Please copy the portion of the gas storage text between "Finally, let's build" and "code = node.get('code')", inclusive.

== TEXT PROVIDED ==
::::

Finally, let's build a dataframe that shows the relevant data for all countries found for the chosen gas day. In the end the result will also be saved in `data/processed/`, where the processed Eurostat and Bruegel datasets are already stored:

In [36]:
rows = []
for node in nodes:
    code = node.get('code')
    # Keep only countries from EU27 set
    if not (isinstance(code, str) and len(code) == 2 and code in EU27):
        continue

    # Keep only countries with underground storage capacity > 0
    work_gas_vol = node.get('workingGasVolume')
    try:
        work_gas_vol_val = float(work_gas_vol)
    except (TypeError, ValueError):
        work_gas_vol_val = 0.0
    if work_gas_vol_val <= 0:
        continue

    rows.append({
        'country': node.get('name'),
        'country_code': code,
        'gas_day': chosen_gas_day,
        'filling_%': pd.to_numeric(node.get('full'), errors='coerce'),
        'gas_TWh': pd.to_numeric(node.get('gasInStorage'), errors='coerce'),
        'capacity_TWh': pd.to_numeric(work_gas_vol, errors='coerce')

::::

Bounding box prediction data:
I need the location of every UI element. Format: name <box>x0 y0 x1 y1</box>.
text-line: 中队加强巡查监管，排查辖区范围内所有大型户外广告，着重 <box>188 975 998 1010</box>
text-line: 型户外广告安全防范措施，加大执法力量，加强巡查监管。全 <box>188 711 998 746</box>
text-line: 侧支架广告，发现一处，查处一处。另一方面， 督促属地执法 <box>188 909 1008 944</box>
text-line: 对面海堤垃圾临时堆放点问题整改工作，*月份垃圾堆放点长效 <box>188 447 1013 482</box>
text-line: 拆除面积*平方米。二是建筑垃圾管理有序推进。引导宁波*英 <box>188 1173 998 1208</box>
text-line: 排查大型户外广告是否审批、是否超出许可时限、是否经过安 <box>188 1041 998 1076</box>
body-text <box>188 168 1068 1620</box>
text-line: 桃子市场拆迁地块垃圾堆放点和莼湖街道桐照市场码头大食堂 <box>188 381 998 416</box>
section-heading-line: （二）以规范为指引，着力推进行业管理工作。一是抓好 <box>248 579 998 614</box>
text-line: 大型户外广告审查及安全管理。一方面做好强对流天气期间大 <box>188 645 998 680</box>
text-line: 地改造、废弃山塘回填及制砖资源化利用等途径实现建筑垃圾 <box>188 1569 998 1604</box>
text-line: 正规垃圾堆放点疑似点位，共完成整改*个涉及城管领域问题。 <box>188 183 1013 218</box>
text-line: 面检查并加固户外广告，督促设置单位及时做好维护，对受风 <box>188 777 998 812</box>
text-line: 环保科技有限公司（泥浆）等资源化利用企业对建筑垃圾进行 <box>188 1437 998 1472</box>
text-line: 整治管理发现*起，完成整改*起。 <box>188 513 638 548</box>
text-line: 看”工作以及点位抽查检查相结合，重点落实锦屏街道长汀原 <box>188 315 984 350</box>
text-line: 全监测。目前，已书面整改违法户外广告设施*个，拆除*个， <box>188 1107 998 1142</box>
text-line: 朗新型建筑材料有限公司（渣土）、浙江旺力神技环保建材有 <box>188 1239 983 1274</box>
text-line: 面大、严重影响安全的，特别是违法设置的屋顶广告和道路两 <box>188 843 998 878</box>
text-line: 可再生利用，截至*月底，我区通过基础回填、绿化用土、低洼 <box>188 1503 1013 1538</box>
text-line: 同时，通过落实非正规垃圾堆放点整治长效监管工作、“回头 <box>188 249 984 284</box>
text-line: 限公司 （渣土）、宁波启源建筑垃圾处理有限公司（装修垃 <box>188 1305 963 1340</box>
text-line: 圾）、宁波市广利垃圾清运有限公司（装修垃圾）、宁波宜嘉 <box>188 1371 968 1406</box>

::::

== TASK ANSWER ==
Finally, let's build a dataframe that shows the relevant data for all countries found for the chosen gas day. In the end the result will also be saved in `data/processed/`, where the processed Eurostat and Bruegel datasets are already stored:

In [36]:
rows = []
for node in nodes:
    code = node.get('code')